Spatial layout data
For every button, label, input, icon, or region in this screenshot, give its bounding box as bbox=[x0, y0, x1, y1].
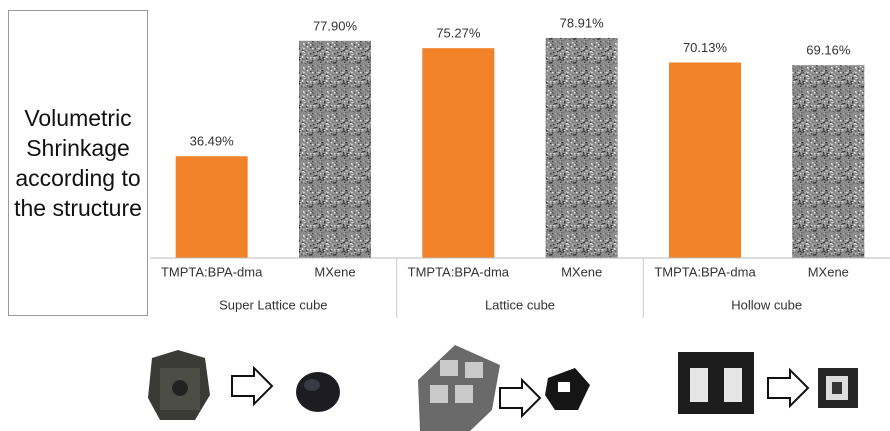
bar bbox=[792, 65, 865, 259]
bar bbox=[669, 62, 741, 259]
photo-super-lattice bbox=[148, 350, 340, 420]
x-tick-label: TMPTA:BPA-dma bbox=[654, 264, 756, 279]
x-tick-label: MXene bbox=[561, 264, 602, 279]
chart-title: Volumetric Shrinkage according to the st… bbox=[14, 105, 142, 221]
x-tick-label: MXene bbox=[808, 264, 849, 279]
value-label: 70.13% bbox=[683, 40, 728, 55]
photo-lattice bbox=[418, 345, 590, 431]
value-label: 77.90% bbox=[313, 18, 358, 33]
photo-hollow bbox=[678, 352, 858, 414]
title-box: Volumetric Shrinkage according to the st… bbox=[8, 10, 148, 316]
group-label: Hollow cube bbox=[731, 297, 802, 312]
value-label: 78.91% bbox=[560, 15, 605, 30]
bar bbox=[299, 40, 371, 258]
x-tick-label: TMPTA:BPA-dma bbox=[408, 264, 510, 279]
bar bbox=[175, 156, 248, 258]
value-label: 69.16% bbox=[806, 43, 851, 58]
x-tick-label: TMPTA:BPA-dma bbox=[161, 264, 263, 279]
x-tick-label: MXene bbox=[314, 264, 355, 279]
group-label: Lattice cube bbox=[485, 297, 555, 312]
group-label: Super Lattice cube bbox=[219, 297, 327, 312]
value-label: 75.27% bbox=[436, 26, 481, 41]
value-label: 36.49% bbox=[190, 134, 235, 149]
bar bbox=[545, 37, 618, 259]
bar bbox=[422, 48, 495, 258]
photos bbox=[148, 345, 858, 431]
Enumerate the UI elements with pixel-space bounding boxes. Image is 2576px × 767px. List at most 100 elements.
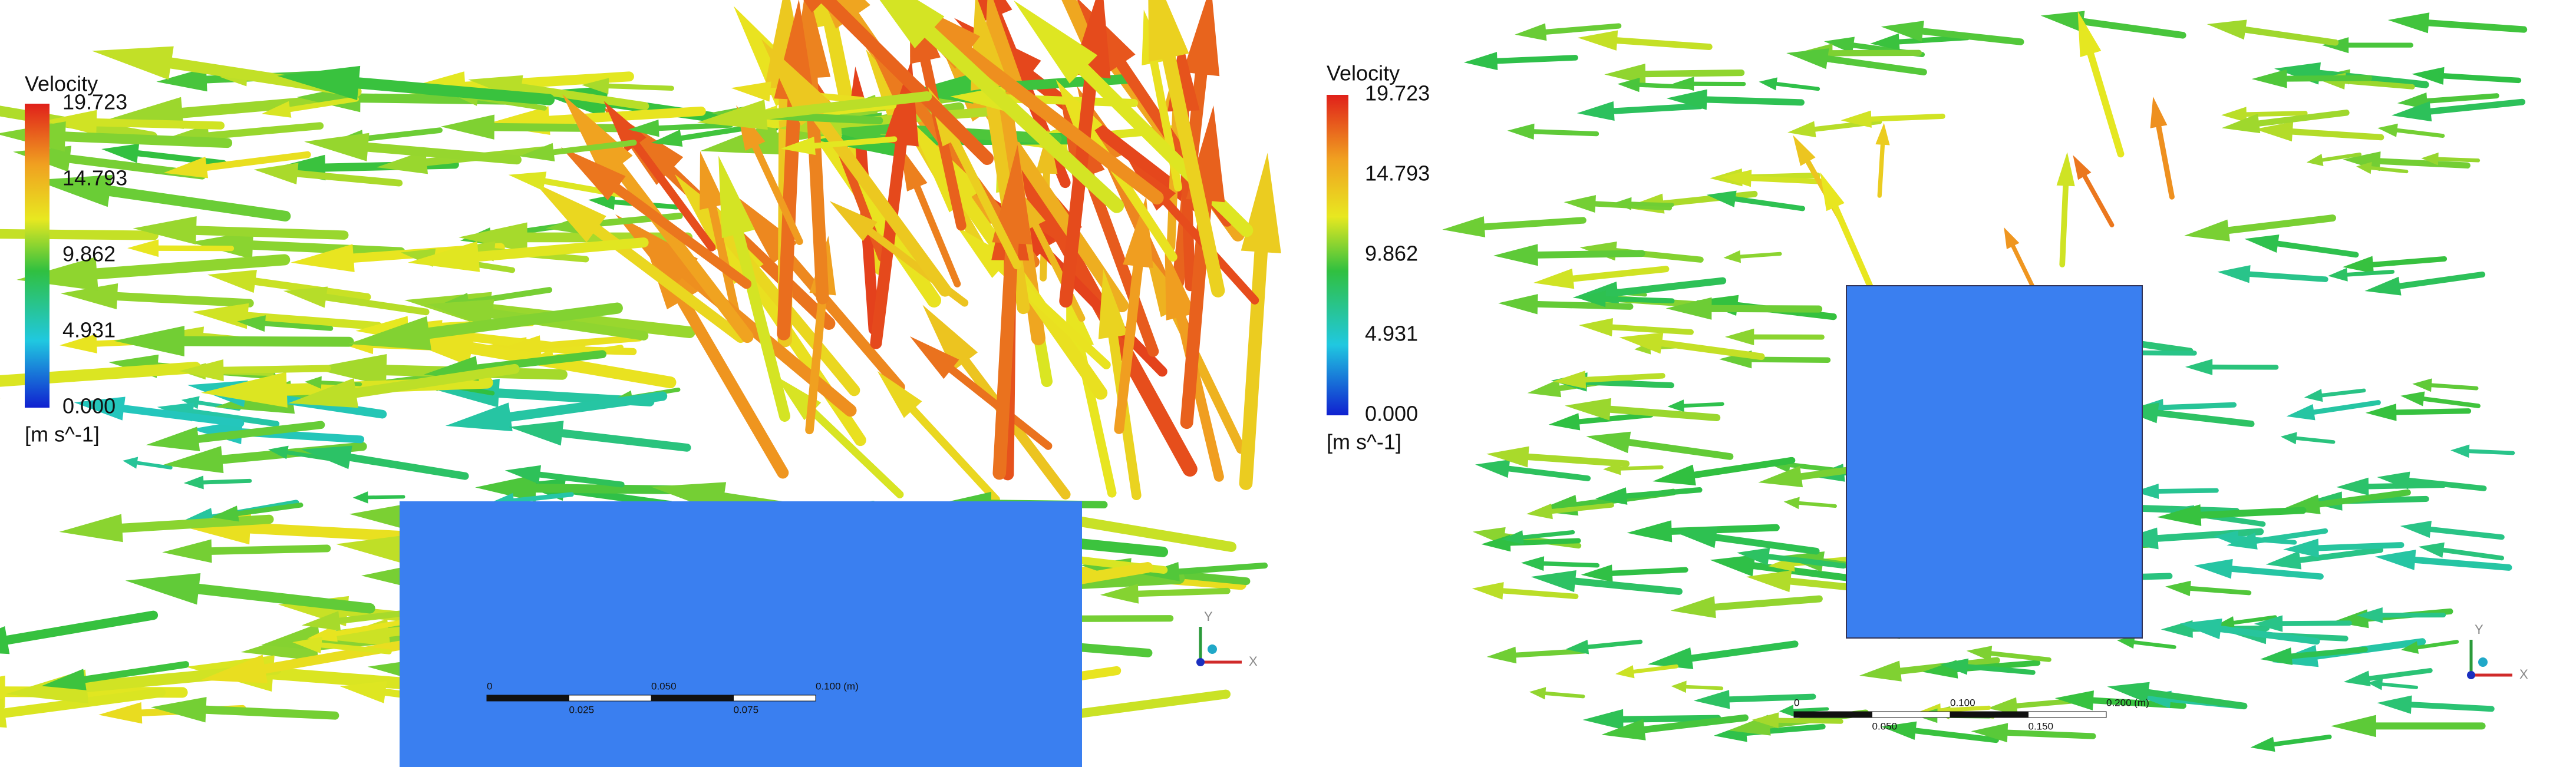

▶ WHAT NEEDS TO BE DONE
Duplicate the material from its beginning through the line containing "value-label: 70.13% bbox=[683, 40, 728, 55]", including that line, and leave the pictures out of your copy.

▶ REPLY
For every button, label, input, icon, or region in this screenshot, give its bounding box as bbox=[x0, y0, x1, y1].
bar bbox=[792, 65, 865, 259]
bar bbox=[669, 62, 741, 259]
photo-super-lattice bbox=[148, 350, 340, 420]
x-tick-label: TMPTA:BPA-dma bbox=[654, 264, 756, 279]
x-tick-label: MXene bbox=[561, 264, 602, 279]
chart-title: Volumetric Shrinkage according to the st… bbox=[14, 105, 142, 221]
x-tick-label: MXene bbox=[808, 264, 849, 279]
value-label: 70.13% bbox=[683, 40, 728, 55]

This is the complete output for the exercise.